begin

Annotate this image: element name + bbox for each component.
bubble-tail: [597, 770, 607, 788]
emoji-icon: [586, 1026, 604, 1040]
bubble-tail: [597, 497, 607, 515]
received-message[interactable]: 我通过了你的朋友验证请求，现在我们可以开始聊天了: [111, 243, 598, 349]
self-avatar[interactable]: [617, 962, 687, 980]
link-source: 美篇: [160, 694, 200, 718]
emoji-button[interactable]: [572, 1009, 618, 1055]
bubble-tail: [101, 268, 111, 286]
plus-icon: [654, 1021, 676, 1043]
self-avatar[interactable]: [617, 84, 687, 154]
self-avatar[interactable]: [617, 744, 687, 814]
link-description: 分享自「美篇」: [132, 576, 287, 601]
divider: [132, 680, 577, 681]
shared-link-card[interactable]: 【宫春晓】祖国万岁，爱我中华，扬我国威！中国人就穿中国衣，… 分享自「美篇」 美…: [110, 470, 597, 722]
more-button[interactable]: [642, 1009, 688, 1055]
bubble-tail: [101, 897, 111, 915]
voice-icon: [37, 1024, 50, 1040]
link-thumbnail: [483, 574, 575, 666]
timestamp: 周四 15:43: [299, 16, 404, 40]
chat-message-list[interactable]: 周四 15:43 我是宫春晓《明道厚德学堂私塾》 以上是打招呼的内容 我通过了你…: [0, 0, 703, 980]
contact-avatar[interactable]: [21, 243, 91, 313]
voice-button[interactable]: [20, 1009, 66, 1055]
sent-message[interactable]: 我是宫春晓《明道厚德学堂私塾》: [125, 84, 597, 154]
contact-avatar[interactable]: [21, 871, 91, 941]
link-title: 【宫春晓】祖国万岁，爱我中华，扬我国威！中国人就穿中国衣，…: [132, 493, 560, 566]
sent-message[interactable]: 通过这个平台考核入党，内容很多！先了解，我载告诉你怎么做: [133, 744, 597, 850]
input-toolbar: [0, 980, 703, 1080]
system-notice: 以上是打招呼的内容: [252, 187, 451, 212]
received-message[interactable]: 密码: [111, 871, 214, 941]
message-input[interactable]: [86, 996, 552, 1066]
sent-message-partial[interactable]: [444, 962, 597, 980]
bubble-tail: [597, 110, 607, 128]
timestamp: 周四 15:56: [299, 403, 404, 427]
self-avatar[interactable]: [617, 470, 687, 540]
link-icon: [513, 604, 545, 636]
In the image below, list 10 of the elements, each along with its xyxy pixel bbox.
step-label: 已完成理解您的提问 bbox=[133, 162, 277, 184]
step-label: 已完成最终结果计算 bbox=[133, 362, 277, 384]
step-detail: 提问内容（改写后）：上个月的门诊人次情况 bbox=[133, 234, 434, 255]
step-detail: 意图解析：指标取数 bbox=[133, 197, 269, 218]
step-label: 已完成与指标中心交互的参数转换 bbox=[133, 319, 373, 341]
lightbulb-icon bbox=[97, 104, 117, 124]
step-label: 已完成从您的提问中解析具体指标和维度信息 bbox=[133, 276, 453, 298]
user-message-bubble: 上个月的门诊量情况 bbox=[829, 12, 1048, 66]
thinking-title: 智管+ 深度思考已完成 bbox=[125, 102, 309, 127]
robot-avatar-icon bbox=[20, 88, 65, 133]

end

◆ WHAT THIS TASK INVOLVES ◆
Rewrite the entries above with every occurrence of "bubble-tail" changed to "bubble-pointer", leaving everything else as is.

◆ FINISHED ANSWER ◆
Annotate this image: element name + bbox for each component.
bubble-pointer: [597, 770, 607, 788]
emoji-icon: [586, 1026, 604, 1040]
bubble-pointer: [597, 497, 607, 515]
received-message[interactable]: 我通过了你的朋友验证请求，现在我们可以开始聊天了: [111, 243, 598, 349]
self-avatar[interactable]: [617, 962, 687, 980]
link-source: 美篇: [160, 694, 200, 718]
emoji-button[interactable]: [572, 1009, 618, 1055]
bubble-pointer: [101, 268, 111, 286]
plus-icon: [654, 1021, 676, 1043]
self-avatar[interactable]: [617, 84, 687, 154]
self-avatar[interactable]: [617, 744, 687, 814]
link-description: 分享自「美篇」: [132, 576, 287, 601]
divider: [132, 680, 577, 681]
shared-link-card[interactable]: 【宫春晓】祖国万岁，爱我中华，扬我国威！中国人就穿中国衣，… 分享自「美篇」 美…: [110, 470, 597, 722]
more-button[interactable]: [642, 1009, 688, 1055]
bubble-pointer: [101, 897, 111, 915]
voice-icon: [37, 1024, 50, 1040]
link-thumbnail: [483, 574, 575, 666]
timestamp: 周四 15:43: [299, 16, 404, 40]
chat-message-list[interactable]: 周四 15:43 我是宫春晓《明道厚德学堂私塾》 以上是打招呼的内容 我通过了你…: [0, 0, 703, 980]
contact-avatar[interactable]: [21, 243, 91, 313]
voice-button[interactable]: [20, 1009, 66, 1055]
sent-message[interactable]: 我是宫春晓《明道厚德学堂私塾》: [125, 84, 597, 154]
contact-avatar[interactable]: [21, 871, 91, 941]
link-title: 【宫春晓】祖国万岁，爱我中华，扬我国威！中国人就穿中国衣，…: [132, 493, 560, 566]
sent-message[interactable]: 通过这个平台考核入党，内容很多！先了解，我载告诉你怎么做: [133, 744, 597, 850]
input-toolbar: [0, 980, 703, 1080]
system-notice: 以上是打招呼的内容: [252, 187, 451, 212]
received-message[interactable]: 密码: [111, 871, 214, 941]
message-input[interactable]: [86, 996, 552, 1066]
sent-message-partial[interactable]: [444, 962, 597, 980]
bubble-pointer: [597, 110, 607, 128]
timestamp: 周四 15:56: [299, 403, 404, 427]
self-avatar[interactable]: [617, 470, 687, 540]
link-icon: [513, 604, 545, 636]
In the image below, list 10 of the elements, each along with its xyxy pixel bbox.
step-label: 已完成理解您的提问 bbox=[133, 162, 277, 184]
step-label: 已完成最终结果计算 bbox=[133, 362, 277, 384]
step-detail: 提问内容（改写后）：上个月的门诊人次情况 bbox=[133, 234, 434, 255]
step-detail: 意图解析：指标取数 bbox=[133, 197, 269, 218]
step-label: 已完成与指标中心交互的参数转换 bbox=[133, 319, 373, 341]
lightbulb-icon bbox=[97, 104, 117, 124]
step-label: 已完成从您的提问中解析具体指标和维度信息 bbox=[133, 276, 453, 298]
user-message-bubble: 上个月的门诊量情况 bbox=[829, 12, 1048, 66]
thinking-title: 智管+ 深度思考已完成 bbox=[125, 102, 309, 127]
robot-avatar-icon bbox=[20, 88, 65, 133]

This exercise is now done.